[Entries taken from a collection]
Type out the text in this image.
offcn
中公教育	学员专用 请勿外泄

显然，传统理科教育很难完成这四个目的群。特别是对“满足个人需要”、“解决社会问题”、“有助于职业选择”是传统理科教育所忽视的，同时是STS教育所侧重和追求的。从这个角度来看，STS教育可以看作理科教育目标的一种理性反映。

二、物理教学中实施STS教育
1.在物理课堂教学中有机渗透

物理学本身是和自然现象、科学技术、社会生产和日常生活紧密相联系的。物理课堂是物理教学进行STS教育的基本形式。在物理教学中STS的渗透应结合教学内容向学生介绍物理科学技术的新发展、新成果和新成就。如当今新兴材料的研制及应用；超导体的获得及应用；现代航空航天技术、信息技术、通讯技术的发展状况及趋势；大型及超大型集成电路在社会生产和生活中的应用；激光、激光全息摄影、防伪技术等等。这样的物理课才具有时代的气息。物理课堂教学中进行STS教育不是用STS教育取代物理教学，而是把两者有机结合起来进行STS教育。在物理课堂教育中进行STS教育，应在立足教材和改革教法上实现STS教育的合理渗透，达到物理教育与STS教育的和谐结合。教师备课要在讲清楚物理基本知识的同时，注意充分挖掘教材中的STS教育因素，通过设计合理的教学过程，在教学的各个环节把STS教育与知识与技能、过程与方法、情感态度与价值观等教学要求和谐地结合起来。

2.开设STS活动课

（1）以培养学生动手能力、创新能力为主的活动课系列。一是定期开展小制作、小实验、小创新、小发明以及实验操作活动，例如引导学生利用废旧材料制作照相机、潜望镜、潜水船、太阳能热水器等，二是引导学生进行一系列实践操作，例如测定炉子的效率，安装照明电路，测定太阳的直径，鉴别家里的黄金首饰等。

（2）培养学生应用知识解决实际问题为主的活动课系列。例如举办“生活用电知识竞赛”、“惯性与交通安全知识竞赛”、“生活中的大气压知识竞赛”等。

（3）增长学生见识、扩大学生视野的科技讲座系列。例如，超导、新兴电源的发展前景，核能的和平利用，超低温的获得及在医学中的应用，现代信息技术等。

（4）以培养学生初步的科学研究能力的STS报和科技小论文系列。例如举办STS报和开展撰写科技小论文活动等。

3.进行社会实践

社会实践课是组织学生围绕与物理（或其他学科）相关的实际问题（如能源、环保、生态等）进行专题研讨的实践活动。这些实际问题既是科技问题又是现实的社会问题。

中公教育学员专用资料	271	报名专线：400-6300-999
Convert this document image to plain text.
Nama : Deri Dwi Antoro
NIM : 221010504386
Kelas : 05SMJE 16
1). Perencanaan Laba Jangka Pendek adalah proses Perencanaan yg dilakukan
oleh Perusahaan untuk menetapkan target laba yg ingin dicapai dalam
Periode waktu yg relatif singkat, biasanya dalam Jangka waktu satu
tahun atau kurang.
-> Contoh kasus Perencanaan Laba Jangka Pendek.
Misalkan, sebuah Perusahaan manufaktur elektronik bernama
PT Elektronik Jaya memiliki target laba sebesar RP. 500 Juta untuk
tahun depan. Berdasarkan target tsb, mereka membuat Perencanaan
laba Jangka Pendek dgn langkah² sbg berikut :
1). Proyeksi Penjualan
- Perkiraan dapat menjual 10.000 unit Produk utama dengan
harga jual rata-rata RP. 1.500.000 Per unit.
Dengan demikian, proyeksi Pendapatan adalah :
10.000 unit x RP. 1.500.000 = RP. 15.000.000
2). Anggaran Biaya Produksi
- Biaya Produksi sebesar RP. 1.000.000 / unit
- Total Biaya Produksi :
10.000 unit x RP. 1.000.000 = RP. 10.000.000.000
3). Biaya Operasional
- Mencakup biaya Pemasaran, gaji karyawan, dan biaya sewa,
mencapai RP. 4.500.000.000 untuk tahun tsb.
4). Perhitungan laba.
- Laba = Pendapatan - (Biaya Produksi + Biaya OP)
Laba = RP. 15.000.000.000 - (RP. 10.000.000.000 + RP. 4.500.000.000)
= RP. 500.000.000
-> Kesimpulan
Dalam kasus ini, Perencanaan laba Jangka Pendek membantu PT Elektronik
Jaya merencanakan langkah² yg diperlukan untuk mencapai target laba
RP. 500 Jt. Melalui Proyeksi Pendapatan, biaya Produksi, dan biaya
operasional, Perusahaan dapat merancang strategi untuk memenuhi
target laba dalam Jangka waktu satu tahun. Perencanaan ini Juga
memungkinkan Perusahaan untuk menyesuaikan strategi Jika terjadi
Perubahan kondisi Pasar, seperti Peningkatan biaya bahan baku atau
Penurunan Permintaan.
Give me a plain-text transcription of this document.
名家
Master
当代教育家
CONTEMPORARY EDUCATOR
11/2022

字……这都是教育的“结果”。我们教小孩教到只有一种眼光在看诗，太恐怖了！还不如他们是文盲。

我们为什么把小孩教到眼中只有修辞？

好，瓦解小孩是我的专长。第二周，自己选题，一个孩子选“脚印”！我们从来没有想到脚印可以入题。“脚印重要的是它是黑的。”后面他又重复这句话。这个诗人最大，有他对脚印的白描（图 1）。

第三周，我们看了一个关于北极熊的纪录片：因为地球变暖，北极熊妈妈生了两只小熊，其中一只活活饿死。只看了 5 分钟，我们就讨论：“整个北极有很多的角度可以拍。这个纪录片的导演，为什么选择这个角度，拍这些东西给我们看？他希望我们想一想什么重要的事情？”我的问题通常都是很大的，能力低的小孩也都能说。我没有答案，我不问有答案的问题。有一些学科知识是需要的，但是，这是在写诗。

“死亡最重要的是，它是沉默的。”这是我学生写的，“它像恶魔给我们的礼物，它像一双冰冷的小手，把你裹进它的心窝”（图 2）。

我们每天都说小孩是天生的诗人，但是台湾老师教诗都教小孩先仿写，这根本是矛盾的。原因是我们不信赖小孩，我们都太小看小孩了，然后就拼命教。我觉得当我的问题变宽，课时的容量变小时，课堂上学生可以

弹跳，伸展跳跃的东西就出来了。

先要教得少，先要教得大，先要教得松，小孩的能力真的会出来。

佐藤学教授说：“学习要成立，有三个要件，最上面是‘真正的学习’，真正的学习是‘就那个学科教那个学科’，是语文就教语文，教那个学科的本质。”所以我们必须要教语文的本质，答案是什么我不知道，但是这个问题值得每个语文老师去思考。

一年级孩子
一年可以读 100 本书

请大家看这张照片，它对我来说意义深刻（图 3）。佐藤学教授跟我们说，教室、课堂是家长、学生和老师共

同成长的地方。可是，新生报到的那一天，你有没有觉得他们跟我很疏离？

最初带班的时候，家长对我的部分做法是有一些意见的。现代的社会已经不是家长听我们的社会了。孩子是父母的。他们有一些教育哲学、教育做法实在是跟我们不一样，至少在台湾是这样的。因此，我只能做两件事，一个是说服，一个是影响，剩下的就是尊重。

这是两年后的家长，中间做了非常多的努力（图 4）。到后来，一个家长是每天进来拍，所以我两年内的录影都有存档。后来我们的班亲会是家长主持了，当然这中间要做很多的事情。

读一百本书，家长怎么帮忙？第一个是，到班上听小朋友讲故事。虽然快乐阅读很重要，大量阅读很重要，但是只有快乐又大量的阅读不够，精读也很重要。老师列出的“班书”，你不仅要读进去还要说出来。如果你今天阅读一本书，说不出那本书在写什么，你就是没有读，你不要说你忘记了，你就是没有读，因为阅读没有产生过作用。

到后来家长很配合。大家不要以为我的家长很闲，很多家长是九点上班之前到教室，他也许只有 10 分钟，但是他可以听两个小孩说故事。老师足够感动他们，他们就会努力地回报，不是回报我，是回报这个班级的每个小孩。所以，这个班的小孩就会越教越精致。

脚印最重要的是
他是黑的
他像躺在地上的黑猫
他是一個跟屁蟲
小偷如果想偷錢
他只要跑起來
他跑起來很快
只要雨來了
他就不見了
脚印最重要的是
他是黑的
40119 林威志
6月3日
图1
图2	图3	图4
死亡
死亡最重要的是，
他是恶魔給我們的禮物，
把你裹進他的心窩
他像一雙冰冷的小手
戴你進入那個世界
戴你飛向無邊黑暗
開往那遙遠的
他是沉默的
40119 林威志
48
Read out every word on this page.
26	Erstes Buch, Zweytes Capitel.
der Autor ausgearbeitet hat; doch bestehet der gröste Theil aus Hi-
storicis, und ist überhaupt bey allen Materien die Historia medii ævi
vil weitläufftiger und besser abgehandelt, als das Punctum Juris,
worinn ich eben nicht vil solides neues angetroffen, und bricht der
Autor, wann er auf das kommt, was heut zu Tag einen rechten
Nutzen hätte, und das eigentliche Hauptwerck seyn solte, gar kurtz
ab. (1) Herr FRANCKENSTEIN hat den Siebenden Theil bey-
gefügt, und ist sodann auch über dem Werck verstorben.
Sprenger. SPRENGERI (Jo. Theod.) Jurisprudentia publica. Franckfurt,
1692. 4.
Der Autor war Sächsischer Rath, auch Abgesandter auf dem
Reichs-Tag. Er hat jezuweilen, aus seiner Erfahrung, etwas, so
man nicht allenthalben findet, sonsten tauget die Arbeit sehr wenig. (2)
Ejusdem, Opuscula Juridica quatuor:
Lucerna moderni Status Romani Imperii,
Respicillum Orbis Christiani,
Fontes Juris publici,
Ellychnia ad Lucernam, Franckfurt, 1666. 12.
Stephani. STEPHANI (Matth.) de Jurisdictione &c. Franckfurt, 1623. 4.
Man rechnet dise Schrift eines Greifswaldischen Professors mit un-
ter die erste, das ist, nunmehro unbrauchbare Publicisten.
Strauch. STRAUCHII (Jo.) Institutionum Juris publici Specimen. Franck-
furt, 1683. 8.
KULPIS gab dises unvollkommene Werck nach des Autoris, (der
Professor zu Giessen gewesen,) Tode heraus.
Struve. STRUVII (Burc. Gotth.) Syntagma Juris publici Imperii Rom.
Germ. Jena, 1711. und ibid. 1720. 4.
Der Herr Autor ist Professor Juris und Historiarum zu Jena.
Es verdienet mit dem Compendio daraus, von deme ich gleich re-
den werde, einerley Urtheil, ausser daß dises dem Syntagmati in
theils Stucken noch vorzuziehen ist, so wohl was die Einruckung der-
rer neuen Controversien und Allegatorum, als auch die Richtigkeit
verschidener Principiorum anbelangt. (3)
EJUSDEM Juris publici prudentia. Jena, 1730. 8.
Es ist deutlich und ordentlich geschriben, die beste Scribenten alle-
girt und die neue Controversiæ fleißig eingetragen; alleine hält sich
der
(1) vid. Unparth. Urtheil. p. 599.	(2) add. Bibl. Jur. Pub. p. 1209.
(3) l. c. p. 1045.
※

__Problem details__: Report how many lines in the data include the word "adalah", and give nothing but the count.

__Right answer__: 2